**GOAL:**
Locate the line containing "What text is on this page?" in the material below; repeat it and every line after it, exactly as written.

**RECORDS SHOWN:**
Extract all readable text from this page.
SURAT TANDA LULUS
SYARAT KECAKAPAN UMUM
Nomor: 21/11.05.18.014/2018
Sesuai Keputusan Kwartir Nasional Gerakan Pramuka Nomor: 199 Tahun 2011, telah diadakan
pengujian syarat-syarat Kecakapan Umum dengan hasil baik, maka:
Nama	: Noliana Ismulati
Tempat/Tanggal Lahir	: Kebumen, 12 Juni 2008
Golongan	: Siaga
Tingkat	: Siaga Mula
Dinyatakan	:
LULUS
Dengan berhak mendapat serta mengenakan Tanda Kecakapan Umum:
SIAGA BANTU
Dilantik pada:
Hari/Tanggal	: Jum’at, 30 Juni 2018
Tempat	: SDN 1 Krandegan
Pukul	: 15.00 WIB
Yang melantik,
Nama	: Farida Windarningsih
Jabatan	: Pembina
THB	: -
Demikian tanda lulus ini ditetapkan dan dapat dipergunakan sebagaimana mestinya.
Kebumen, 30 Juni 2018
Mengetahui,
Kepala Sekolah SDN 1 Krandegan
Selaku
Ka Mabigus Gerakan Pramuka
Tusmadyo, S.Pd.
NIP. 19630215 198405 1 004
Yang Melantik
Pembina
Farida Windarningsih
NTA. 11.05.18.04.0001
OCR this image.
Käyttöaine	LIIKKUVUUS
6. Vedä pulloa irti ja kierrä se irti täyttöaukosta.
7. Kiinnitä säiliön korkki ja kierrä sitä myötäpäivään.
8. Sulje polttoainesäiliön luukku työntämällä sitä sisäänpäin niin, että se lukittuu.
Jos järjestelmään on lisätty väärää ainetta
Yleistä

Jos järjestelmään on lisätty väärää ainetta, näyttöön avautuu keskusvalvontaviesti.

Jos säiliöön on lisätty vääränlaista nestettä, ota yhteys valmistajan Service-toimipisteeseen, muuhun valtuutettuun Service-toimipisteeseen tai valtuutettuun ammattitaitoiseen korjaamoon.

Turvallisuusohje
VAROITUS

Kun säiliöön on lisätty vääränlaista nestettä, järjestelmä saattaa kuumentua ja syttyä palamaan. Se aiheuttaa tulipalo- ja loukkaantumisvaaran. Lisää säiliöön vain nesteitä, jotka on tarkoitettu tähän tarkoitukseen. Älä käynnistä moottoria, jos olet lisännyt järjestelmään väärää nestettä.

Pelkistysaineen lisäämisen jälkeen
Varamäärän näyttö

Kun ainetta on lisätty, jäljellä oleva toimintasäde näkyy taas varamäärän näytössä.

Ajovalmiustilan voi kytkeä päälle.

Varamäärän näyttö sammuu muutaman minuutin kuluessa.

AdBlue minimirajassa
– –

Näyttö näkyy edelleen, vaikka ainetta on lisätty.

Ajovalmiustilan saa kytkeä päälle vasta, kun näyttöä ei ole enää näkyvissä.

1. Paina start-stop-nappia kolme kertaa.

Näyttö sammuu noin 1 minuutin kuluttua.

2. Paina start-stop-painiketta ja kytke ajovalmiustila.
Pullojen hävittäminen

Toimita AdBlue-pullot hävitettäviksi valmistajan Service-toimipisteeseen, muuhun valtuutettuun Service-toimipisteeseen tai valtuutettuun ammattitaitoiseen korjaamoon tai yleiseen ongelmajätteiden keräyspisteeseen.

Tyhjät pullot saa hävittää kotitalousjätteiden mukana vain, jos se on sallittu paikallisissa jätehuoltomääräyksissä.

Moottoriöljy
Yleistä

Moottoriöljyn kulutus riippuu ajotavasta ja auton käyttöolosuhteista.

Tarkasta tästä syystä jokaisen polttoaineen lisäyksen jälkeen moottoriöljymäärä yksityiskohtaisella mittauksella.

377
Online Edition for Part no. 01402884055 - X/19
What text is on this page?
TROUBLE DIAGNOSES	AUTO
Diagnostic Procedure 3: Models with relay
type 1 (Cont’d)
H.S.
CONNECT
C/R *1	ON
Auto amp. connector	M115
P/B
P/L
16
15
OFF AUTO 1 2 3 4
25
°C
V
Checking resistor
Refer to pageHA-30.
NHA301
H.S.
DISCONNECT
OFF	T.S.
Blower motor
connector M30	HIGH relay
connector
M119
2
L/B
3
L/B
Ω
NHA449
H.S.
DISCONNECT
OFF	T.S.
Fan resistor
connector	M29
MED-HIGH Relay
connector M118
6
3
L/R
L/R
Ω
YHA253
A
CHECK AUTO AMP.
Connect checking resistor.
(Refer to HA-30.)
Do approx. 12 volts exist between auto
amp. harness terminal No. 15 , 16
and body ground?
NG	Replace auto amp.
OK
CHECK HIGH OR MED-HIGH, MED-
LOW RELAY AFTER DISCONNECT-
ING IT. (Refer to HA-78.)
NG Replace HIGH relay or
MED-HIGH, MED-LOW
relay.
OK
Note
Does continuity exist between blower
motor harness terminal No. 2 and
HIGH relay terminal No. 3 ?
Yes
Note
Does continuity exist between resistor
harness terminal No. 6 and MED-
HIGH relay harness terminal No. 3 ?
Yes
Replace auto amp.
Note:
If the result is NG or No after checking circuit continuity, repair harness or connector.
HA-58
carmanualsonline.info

**COMPLETE OUTPUT:**
What text is on this page?
TROUBLE DIAGNOSES	AUTO
Diagnostic Procedure 3: Models with relay
type 1 (Cont’d)
H.S.
CONNECT
C/R *1	ON
Auto amp. connector	M115
P/B
P/L
16
15
OFF AUTO 1 2 3 4
25
°C
V
Checking resistor
Refer to pageHA-30.
NHA301
H.S.
DISCONNECT
OFF	T.S.
Blower motor
connector M30	HIGH relay
connector
M119
2
L/B
3
L/B
Ω
NHA449
H.S.
DISCONNECT
OFF	T.S.
Fan resistor
connector	M29
MED-HIGH Relay
connector M118
6
3
L/R
L/R
Ω
YHA253
A
CHECK AUTO AMP.
Connect checking resistor.
(Refer to HA-30.)
Do approx. 12 volts exist between auto
amp. harness terminal No. 15 , 16
and body ground?
NG	Replace auto amp.
OK
CHECK HIGH OR MED-HIGH, MED-
LOW RELAY AFTER DISCONNECT-
ING IT. (Refer to HA-78.)
NG Replace HIGH relay or
MED-HIGH, MED-LOW
relay.
OK
Note
Does continuity exist between blower
motor harness terminal No. 2 and
HIGH relay terminal No. 3 ?
Yes
Note
Does continuity exist between resistor
harness terminal No. 6 and MED-
HIGH relay harness terminal No. 3 ?
Yes
Replace auto amp.
Note:
If the result is NG or No after checking circuit continuity, repair harness or connector.
HA-58
carmanualsonline.info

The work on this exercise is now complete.